Rows from a figure dataset:
---*---

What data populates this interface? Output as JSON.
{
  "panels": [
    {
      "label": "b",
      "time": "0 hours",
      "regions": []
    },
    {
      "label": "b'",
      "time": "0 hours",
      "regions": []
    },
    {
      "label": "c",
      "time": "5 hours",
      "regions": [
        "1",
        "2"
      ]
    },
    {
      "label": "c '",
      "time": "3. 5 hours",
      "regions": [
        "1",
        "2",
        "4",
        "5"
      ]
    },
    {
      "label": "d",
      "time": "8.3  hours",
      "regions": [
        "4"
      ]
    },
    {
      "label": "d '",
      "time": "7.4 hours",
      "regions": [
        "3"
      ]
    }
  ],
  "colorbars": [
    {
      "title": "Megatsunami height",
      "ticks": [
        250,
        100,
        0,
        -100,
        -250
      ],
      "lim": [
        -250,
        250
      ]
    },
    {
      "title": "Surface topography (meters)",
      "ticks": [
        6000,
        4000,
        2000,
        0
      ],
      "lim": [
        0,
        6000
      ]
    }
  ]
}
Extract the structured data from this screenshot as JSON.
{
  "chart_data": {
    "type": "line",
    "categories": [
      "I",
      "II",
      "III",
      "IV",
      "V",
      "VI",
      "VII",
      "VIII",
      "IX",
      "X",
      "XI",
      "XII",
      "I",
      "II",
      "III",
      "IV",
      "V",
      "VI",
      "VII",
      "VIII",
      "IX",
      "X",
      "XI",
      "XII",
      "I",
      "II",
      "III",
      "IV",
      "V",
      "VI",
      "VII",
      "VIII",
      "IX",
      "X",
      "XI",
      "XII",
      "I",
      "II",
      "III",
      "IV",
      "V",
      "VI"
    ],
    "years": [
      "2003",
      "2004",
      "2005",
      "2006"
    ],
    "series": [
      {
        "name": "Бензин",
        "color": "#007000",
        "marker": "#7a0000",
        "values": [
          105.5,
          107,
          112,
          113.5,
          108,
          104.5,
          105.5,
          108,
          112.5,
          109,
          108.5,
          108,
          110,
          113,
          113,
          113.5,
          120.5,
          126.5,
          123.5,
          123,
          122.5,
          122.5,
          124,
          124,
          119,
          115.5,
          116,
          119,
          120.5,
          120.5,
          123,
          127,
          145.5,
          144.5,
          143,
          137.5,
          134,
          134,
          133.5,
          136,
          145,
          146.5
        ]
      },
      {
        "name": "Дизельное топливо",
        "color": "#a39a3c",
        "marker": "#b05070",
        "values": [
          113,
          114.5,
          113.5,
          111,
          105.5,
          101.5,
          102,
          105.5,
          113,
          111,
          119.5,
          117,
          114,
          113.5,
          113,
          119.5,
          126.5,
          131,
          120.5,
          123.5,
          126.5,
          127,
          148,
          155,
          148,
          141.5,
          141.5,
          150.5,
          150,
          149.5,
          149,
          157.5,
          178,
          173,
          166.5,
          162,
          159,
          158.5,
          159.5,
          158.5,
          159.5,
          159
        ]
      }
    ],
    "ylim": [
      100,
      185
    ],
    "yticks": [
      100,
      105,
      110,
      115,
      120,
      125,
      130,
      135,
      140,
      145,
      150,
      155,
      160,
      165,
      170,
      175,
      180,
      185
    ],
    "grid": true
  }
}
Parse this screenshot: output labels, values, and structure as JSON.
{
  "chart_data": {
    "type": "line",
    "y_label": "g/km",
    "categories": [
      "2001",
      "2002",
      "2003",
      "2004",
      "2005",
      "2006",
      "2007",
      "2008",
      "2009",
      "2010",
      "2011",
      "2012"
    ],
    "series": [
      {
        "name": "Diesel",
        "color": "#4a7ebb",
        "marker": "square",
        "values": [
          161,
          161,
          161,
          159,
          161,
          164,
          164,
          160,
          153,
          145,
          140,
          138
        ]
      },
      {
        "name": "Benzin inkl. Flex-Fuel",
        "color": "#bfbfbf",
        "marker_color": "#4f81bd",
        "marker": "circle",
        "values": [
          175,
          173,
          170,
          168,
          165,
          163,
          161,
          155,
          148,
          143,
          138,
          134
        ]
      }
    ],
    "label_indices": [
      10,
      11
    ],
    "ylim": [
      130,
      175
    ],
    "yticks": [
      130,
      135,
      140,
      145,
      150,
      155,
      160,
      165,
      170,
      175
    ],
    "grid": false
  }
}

---*---

• **Required work**
Write out the material from the first line to the last, exactly.

• **Answer to the task**
What data populates this interface? Output as JSON.
{
  "panels": [
    {
      "label": "b",
      "time": "0 hours",
      "regions": []
    },
    {
      "label": "b'",
      "time": "0 hours",
      "regions": []
    },
    {
      "label": "c",
      "time": "5 hours",
      "regions": [
        "1",
        "2"
      ]
    },
    {
      "label": "c '",
      "time": "3. 5 hours",
      "regions": [
        "1",
        "2",
        "4",
        "5"
      ]
    },
    {
      "label": "d",
      "time": "8.3  hours",
      "regions": [
        "4"
      ]
    },
    {
      "label": "d '",
      "time": "7.4 hours",
      "regions": [
        "3"
      ]
    }
  ],
  "colorbars": [
    {
      "title": "Megatsunami height",
      "ticks": [
        250,
        100,
        0,
        -100,
        -250
      ],
      "lim": [
        -250,
        250
      ]
    },
    {
      "title": "Surface topography (meters)",
      "ticks": [
        6000,
        4000,
        2000,
        0
      ],
      "lim": [
        0,
        6000
      ]
    }
  ]
}
Extract the structured data from this screenshot as JSON.
{
  "chart_data": {
    "type": "line",
    "categories": [
      "I",
      "II",
      "III",
      "IV",
      "V",
      "VI",
      "VII",
      "VIII",
      "IX",
      "X",
      "XI",
      "XII",
      "I",
      "II",
      "III",
      "IV",
      "V",
      "VI",
      "VII",
      "VIII",
      "IX",
      "X",
      "XI",
      "XII",
      "I",
      "II",
      "III",
      "IV",
      "V",
      "VI",
      "VII",
      "VIII",
      "IX",
      "X",
      "XI",
      "XII",
      "I",
      "II",
      "III",
      "IV",
      "V",
      "VI"
    ],
    "years": [
      "2003",
      "2004",
      "2005",
      "2006"
    ],
    "series": [
      {
        "name": "Бензин",
        "color": "#007000",
        "marker": "#7a0000",
        "values": [
          105.5,
          107,
          112,
          113.5,
          108,
          104.5,
          105.5,
          108,
          112.5,
          109,
          108.5,
          108,
          110,
          113,
          113,
          113.5,
          120.5,
          126.5,
          123.5,
          123,
          122.5,
          122.5,
          124,
          124,
          119,
          115.5,
          116,
          119,
          120.5,
          120.5,
          123,
          127,
          145.5,
          144.5,
          143,
          137.5,
          134,
          134,
          133.5,
          136,
          145,
          146.5
        ]
      },
      {
        "name": "Дизельное топливо",
        "color": "#a39a3c",
        "marker": "#b05070",
        "values": [
          113,
          114.5,
          113.5,
          111,
          105.5,
          101.5,
          102,
          105.5,
          113,
          111,
          119.5,
          117,
          114,
          113.5,
          113,
          119.5,
          126.5,
          131,
          120.5,
          123.5,
          126.5,
          127,
          148,
          155,
          148,
          141.5,
          141.5,
          150.5,
          150,
          149.5,
          149,
          157.5,
          178,
          173,
          166.5,
          162,
          159,
          158.5,
          159.5,
          158.5,
          159.5,
          159
        ]
      }
    ],
    "ylim": [
      100,
      185
    ],
    "yticks": [
      100,
      105,
      110,
      115,
      120,
      125,
      130,
      135,
      140,
      145,
      150,
      155,
      160,
      165,
      170,
      175,
      180,
      185
    ],
    "grid": true
  }
}
Parse this screenshot: output labels, values, and structure as JSON.
{
  "chart_data": {
    "type": "line",
    "y_label": "g/km",
    "categories": [
      "2001",
      "2002",
      "2003",
      "2004",
      "2005",
      "2006",
      "2007",
      "2008",
      "2009",
      "2010",
      "2011",
      "2012"
    ],
    "series": [
      {
        "name": "Diesel",
        "color": "#4a7ebb",
        "marker": "square",
        "values": [
          161,
          161,
          161,
          159,
          161,
          164,
          164,
          160,
          153,
          145,
          140,
          138
        ]
      },
      {
        "name": "Benzin inkl. Flex-Fuel",
        "color": "#bfbfbf",
        "marker_color": "#4f81bd",
        "marker": "circle",
        "values": [
          175,
          173,
          170,
          168,
          165,
          163,
          161,
          155,
          148,
          143,
          138,
          134
        ]
      }
    ],
    "label_indices": [
      10,
      11
    ],
    "ylim": [
      130,
      175
    ],
    "yticks": [
      130,
      135,
      140,
      145,
      150,
      155,
      160,
      165,
      170,
      175
    ],
    "grid": false
  }
}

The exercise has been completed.